Excerpts from a figure dataset

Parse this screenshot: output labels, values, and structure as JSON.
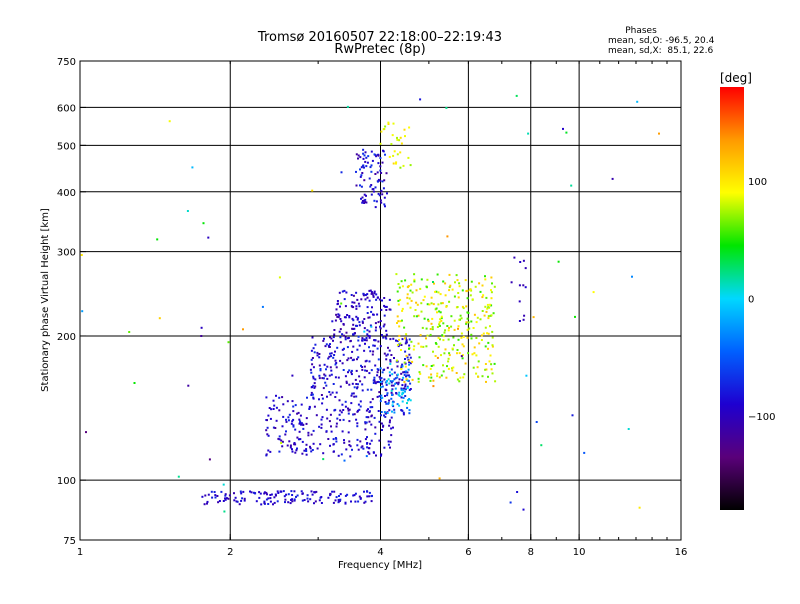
{
  "header": {
    "title": "Tromsø 20160507 22:18:00–22:19:43",
    "subtitle": "RwPretec (8p)",
    "phase_title": "Phases",
    "phase_o": "mean, sd,O: -96.5, 20.4",
    "phase_x": "mean, sd,X:  85.1, 22.6"
  },
  "colorbar": {
    "label": "[deg]",
    "ticks": [
      {
        "label": "100",
        "value": 100
      },
      {
        "label": "0",
        "value": 0
      },
      {
        "label": "−100",
        "value": -100
      }
    ],
    "range": [
      -180,
      180
    ],
    "colors": [
      "#000000",
      "#5a007a",
      "#1e00d0",
      "#0060ff",
      "#00d8ff",
      "#00e600",
      "#ffff00",
      "#ff9a00",
      "#ff0000"
    ]
  },
  "chart_data": {
    "type": "scatter",
    "title": "Tromsø 20160507 22:18:00–22:19:43",
    "subtitle": "RwPretec (8p)",
    "xlabel": "Frequency [MHz]",
    "ylabel": "Stationary phase Virtual Height [km]",
    "xscale": "log",
    "yscale": "log",
    "xlim": [
      1,
      16
    ],
    "ylim": [
      75,
      750
    ],
    "grid": true,
    "x_ticks": [
      {
        "label": "1",
        "value": 1
      },
      {
        "label": "2",
        "value": 2
      },
      {
        "label": "4",
        "value": 4
      },
      {
        "label": "6",
        "value": 6
      },
      {
        "label": "8",
        "value": 8
      },
      {
        "label": "10",
        "value": 10
      },
      {
        "label": "16",
        "value": 16
      }
    ],
    "x_gridlines": [
      2,
      4,
      6,
      8,
      10
    ],
    "y_ticks": [
      {
        "label": "75",
        "value": 75
      },
      {
        "label": "100",
        "value": 100
      },
      {
        "label": "200",
        "value": 200
      },
      {
        "label": "300",
        "value": 300
      },
      {
        "label": "400",
        "value": 400
      },
      {
        "label": "500",
        "value": 500
      },
      {
        "label": "600",
        "value": 600
      },
      {
        "label": "750",
        "value": 750
      }
    ],
    "y_gridlines": [
      100,
      200,
      300,
      400,
      500,
      600
    ],
    "color_variable": "phase [deg]",
    "clusters": [
      {
        "name": "E-layer trace",
        "x": [
          1.75,
          3.85
        ],
        "y": [
          89,
          95
        ],
        "n": 150,
        "phase": [
          -110,
          -70
        ]
      },
      {
        "name": "lower F trace",
        "x": [
          2.35,
          4.25
        ],
        "y": [
          112,
          150
        ],
        "n": 260,
        "phase": [
          -115,
          -70
        ]
      },
      {
        "name": "middle F trace",
        "x": [
          2.9,
          4.6
        ],
        "y": [
          150,
          200
        ],
        "n": 260,
        "phase": [
          -115,
          -65
        ]
      },
      {
        "name": "upper F trace",
        "x": [
          3.2,
          4.2
        ],
        "y": [
          195,
          250
        ],
        "n": 140,
        "phase": [
          -120,
          -75
        ]
      },
      {
        "name": "cusp",
        "x": [
          4.0,
          4.6
        ],
        "y": [
          135,
          175
        ],
        "n": 90,
        "phase": [
          -90,
          10
        ]
      },
      {
        "name": "X-mode trace",
        "x": [
          4.3,
          6.8
        ],
        "y": [
          160,
          270
        ],
        "n": 320,
        "phase": [
          50,
          120
        ]
      },
      {
        "name": "high echo cluster",
        "x": [
          3.55,
          4.15
        ],
        "y": [
          370,
          490
        ],
        "n": 90,
        "phase": [
          -120,
          -60
        ]
      },
      {
        "name": "high X cluster",
        "x": [
          4.0,
          4.6
        ],
        "y": [
          440,
          560
        ],
        "n": 30,
        "phase": [
          70,
          110
        ]
      },
      {
        "name": "high frequency blue",
        "x": [
          7.3,
          7.9
        ],
        "y": [
          210,
          300
        ],
        "n": 12,
        "phase": [
          -110,
          -80
        ]
      },
      {
        "name": "scattered noise",
        "x": [
          1.0,
          14.5
        ],
        "y": [
          85,
          650
        ],
        "n": 70,
        "phase": [
          -140,
          140
        ]
      }
    ]
  }
}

EXERCISE TASK:
Output all of the records exactly as they appear above, but not the pictures.

ANSWER:
Parse this screenshot: output labels, values, and structure as JSON.
{
  "header": {
    "title": "Tromsø 20160507 22:18:00–22:19:43",
    "subtitle": "RwPretec (8p)",
    "phase_title": "Phases",
    "phase_o": "mean, sd,O: -96.5, 20.4",
    "phase_x": "mean, sd,X:  85.1, 22.6"
  },
  "colorbar": {
    "label": "[deg]",
    "ticks": [
      {
        "label": "100",
        "value": 100
      },
      {
        "label": "0",
        "value": 0
      },
      {
        "label": "−100",
        "value": -100
      }
    ],
    "range": [
      -180,
      180
    ],
    "colors": [
      "#000000",
      "#5a007a",
      "#1e00d0",
      "#0060ff",
      "#00d8ff",
      "#00e600",
      "#ffff00",
      "#ff9a00",
      "#ff0000"
    ]
  },
  "chart_data": {
    "type": "scatter",
    "title": "Tromsø 20160507 22:18:00–22:19:43",
    "subtitle": "RwPretec (8p)",
    "xlabel": "Frequency [MHz]",
    "ylabel": "Stationary phase Virtual Height [km]",
    "xscale": "log",
    "yscale": "log",
    "xlim": [
      1,
      16
    ],
    "ylim": [
      75,
      750
    ],
    "grid": true,
    "x_ticks": [
      {
        "label": "1",
        "value": 1
      },
      {
        "label": "2",
        "value": 2
      },
      {
        "label": "4",
        "value": 4
      },
      {
        "label": "6",
        "value": 6
      },
      {
        "label": "8",
        "value": 8
      },
      {
        "label": "10",
        "value": 10
      },
      {
        "label": "16",
        "value": 16
      }
    ],
    "x_gridlines": [
      2,
      4,
      6,
      8,
      10
    ],
    "y_ticks": [
      {
        "label": "75",
        "value": 75
      },
      {
        "label": "100",
        "value": 100
      },
      {
        "label": "200",
        "value": 200
      },
      {
        "label": "300",
        "value": 300
      },
      {
        "label": "400",
        "value": 400
      },
      {
        "label": "500",
        "value": 500
      },
      {
        "label": "600",
        "value": 600
      },
      {
        "label": "750",
        "value": 750
      }
    ],
    "y_gridlines": [
      100,
      200,
      300,
      400,
      500,
      600
    ],
    "color_variable": "phase [deg]",
    "clusters": [
      {
        "name": "E-layer trace",
        "x": [
          1.75,
          3.85
        ],
        "y": [
          89,
          95
        ],
        "n": 150,
        "phase": [
          -110,
          -70
        ]
      },
      {
        "name": "lower F trace",
        "x": [
          2.35,
          4.25
        ],
        "y": [
          112,
          150
        ],
        "n": 260,
        "phase": [
          -115,
          -70
        ]
      },
      {
        "name": "middle F trace",
        "x": [
          2.9,
          4.6
        ],
        "y": [
          150,
          200
        ],
        "n": 260,
        "phase": [
          -115,
          -65
        ]
      },
      {
        "name": "upper F trace",
        "x": [
          3.2,
          4.2
        ],
        "y": [
          195,
          250
        ],
        "n": 140,
        "phase": [
          -120,
          -75
        ]
      },
      {
        "name": "cusp",
        "x": [
          4.0,
          4.6
        ],
        "y": [
          135,
          175
        ],
        "n": 90,
        "phase": [
          -90,
          10
        ]
      },
      {
        "name": "X-mode trace",
        "x": [
          4.3,
          6.8
        ],
        "y": [
          160,
          270
        ],
        "n": 320,
        "phase": [
          50,
          120
        ]
      },
      {
        "name": "high echo cluster",
        "x": [
          3.55,
          4.15
        ],
        "y": [
          370,
          490
        ],
        "n": 90,
        "phase": [
          -120,
          -60
        ]
      },
      {
        "name": "high X cluster",
        "x": [
          4.0,
          4.6
        ],
        "y": [
          440,
          560
        ],
        "n": 30,
        "phase": [
          70,
          110
        ]
      },
      {
        "name": "high frequency blue",
        "x": [
          7.3,
          7.9
        ],
        "y": [
          210,
          300
        ],
        "n": 12,
        "phase": [
          -110,
          -80
        ]
      },
      {
        "name": "scattered noise",
        "x": [
          1.0,
          14.5
        ],
        "y": [
          85,
          650
        ],
        "n": 70,
        "phase": [
          -140,
          140
        ]
      }
    ]
  }
}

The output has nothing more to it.